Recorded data
^^^^^^^^^^^^^^^^
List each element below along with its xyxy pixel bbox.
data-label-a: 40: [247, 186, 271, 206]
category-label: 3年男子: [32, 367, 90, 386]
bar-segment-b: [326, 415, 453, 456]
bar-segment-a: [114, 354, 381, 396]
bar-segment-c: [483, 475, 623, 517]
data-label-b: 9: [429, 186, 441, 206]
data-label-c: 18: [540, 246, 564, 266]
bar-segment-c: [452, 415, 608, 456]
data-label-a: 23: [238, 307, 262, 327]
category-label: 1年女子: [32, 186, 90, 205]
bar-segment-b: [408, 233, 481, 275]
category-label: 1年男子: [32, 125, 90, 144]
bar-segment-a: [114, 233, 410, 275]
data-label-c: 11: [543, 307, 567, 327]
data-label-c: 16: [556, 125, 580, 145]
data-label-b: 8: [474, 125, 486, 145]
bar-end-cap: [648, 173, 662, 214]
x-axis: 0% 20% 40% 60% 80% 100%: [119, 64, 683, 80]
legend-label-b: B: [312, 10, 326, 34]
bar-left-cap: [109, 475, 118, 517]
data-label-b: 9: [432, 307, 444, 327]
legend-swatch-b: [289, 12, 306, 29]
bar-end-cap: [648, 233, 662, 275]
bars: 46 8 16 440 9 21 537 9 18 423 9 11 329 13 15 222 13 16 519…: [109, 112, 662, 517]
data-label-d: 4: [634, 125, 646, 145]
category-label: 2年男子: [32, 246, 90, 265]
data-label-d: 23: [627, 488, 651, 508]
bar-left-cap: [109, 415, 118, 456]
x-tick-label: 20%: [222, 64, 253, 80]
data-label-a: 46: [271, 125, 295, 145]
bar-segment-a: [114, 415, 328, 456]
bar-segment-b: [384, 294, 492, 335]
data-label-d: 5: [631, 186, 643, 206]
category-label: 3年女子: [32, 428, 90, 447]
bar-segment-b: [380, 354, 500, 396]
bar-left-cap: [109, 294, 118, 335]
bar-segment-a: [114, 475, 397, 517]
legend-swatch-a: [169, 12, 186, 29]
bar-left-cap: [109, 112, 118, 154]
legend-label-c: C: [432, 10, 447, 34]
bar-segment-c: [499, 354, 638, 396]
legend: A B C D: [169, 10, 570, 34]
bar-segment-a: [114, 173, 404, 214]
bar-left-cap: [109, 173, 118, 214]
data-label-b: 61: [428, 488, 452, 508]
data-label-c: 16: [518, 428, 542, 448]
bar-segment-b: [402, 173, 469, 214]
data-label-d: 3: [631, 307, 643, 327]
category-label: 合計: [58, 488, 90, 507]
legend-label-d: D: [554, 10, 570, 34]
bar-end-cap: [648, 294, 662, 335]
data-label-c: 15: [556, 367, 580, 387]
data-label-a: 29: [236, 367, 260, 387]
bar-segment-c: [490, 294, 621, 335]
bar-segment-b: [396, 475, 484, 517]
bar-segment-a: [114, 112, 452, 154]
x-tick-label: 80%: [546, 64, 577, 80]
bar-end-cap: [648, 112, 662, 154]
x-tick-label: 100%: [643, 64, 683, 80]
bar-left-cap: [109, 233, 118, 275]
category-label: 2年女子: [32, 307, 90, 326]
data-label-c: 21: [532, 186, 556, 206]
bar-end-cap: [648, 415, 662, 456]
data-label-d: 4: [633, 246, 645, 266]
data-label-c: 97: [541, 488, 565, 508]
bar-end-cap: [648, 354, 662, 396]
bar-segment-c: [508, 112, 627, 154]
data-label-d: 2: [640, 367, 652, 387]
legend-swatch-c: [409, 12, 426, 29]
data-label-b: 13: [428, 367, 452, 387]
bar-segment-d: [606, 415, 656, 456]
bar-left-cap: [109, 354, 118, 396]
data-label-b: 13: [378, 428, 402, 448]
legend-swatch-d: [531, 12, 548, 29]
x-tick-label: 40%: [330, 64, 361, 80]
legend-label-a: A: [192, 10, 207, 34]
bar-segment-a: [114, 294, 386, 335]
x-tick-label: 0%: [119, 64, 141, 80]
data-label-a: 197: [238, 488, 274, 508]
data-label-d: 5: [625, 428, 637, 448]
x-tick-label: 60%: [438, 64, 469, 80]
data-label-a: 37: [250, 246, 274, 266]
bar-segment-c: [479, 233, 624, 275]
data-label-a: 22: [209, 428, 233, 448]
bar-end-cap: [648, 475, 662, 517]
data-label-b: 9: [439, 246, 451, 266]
^^^^^^^^^^^^^^^^
§ STATED GOAL: Retype the whole listing above line by line, keeping every character unchanged.

§ REPLY TO THE TASK:
List each element below along with its xyxy pixel bbox.
data-label-a: 40: [247, 186, 271, 206]
category-label: 3年男子: [32, 367, 90, 386]
bar-segment-b: [326, 415, 453, 456]
bar-segment-a: [114, 354, 381, 396]
bar-segment-c: [483, 475, 623, 517]
data-label-b: 9: [429, 186, 441, 206]
data-label-c: 18: [540, 246, 564, 266]
bar-segment-c: [452, 415, 608, 456]
data-label-a: 23: [238, 307, 262, 327]
category-label: 1年女子: [32, 186, 90, 205]
bar-segment-b: [408, 233, 481, 275]
category-label: 1年男子: [32, 125, 90, 144]
bar-segment-a: [114, 233, 410, 275]
data-label-c: 11: [543, 307, 567, 327]
data-label-c: 16: [556, 125, 580, 145]
data-label-b: 8: [474, 125, 486, 145]
bar-end-cap: [648, 173, 662, 214]
x-axis: 0% 20% 40% 60% 80% 100%: [119, 64, 683, 80]
legend-label-b: B: [312, 10, 326, 34]
bar-left-cap: [109, 475, 118, 517]
data-label-b: 9: [432, 307, 444, 327]
legend-swatch-b: [289, 12, 306, 29]
bar-end-cap: [648, 233, 662, 275]
bars: 46 8 16 440 9 21 537 9 18 423 9 11 329 13 15 222 13 16 519…: [109, 112, 662, 517]
data-label-d: 4: [634, 125, 646, 145]
category-label: 2年男子: [32, 246, 90, 265]
data-label-d: 23: [627, 488, 651, 508]
bar-left-cap: [109, 415, 118, 456]
x-tick-label: 20%: [222, 64, 253, 80]
data-label-a: 46: [271, 125, 295, 145]
bar-segment-a: [114, 415, 328, 456]
bar-segment-b: [384, 294, 492, 335]
data-label-d: 5: [631, 186, 643, 206]
category-label: 3年女子: [32, 428, 90, 447]
bar-segment-b: [380, 354, 500, 396]
bar-left-cap: [109, 294, 118, 335]
bar-segment-a: [114, 475, 397, 517]
legend-swatch-a: [169, 12, 186, 29]
bar-left-cap: [109, 112, 118, 154]
legend-label-c: C: [432, 10, 447, 34]
bar-segment-c: [499, 354, 638, 396]
legend: A B C D: [169, 10, 570, 34]
bar-segment-a: [114, 173, 404, 214]
bar-left-cap: [109, 173, 118, 214]
data-label-b: 61: [428, 488, 452, 508]
data-label-c: 16: [518, 428, 542, 448]
bar-segment-b: [402, 173, 469, 214]
data-label-d: 3: [631, 307, 643, 327]
category-label: 合計: [58, 488, 90, 507]
legend-label-d: D: [554, 10, 570, 34]
bar-end-cap: [648, 294, 662, 335]
data-label-c: 15: [556, 367, 580, 387]
data-label-a: 29: [236, 367, 260, 387]
bar-segment-c: [490, 294, 621, 335]
bar-segment-b: [396, 475, 484, 517]
bar-segment-a: [114, 112, 452, 154]
x-tick-label: 80%: [546, 64, 577, 80]
bar-end-cap: [648, 112, 662, 154]
x-tick-label: 100%: [643, 64, 683, 80]
bar-left-cap: [109, 233, 118, 275]
category-label: 2年女子: [32, 307, 90, 326]
data-label-c: 21: [532, 186, 556, 206]
bar-end-cap: [648, 415, 662, 456]
data-label-d: 4: [633, 246, 645, 266]
data-label-c: 97: [541, 488, 565, 508]
bar-end-cap: [648, 354, 662, 396]
bar-segment-c: [508, 112, 627, 154]
data-label-d: 2: [640, 367, 652, 387]
legend-swatch-c: [409, 12, 426, 29]
data-label-b: 13: [428, 367, 452, 387]
bar-segment-d: [606, 415, 656, 456]
bar-left-cap: [109, 354, 118, 396]
data-label-b: 13: [378, 428, 402, 448]
legend-swatch-d: [531, 12, 548, 29]
x-tick-label: 40%: [330, 64, 361, 80]
legend-label-a: A: [192, 10, 207, 34]
bar-segment-a: [114, 294, 386, 335]
x-tick-label: 0%: [119, 64, 141, 80]
data-label-a: 197: [238, 488, 274, 508]
data-label-d: 5: [625, 428, 637, 448]
x-tick-label: 60%: [438, 64, 469, 80]
data-label-a: 37: [250, 246, 274, 266]
bar-segment-c: [479, 233, 624, 275]
data-label-a: 22: [209, 428, 233, 448]
bar-end-cap: [648, 475, 662, 517]
data-label-b: 9: [439, 246, 451, 266]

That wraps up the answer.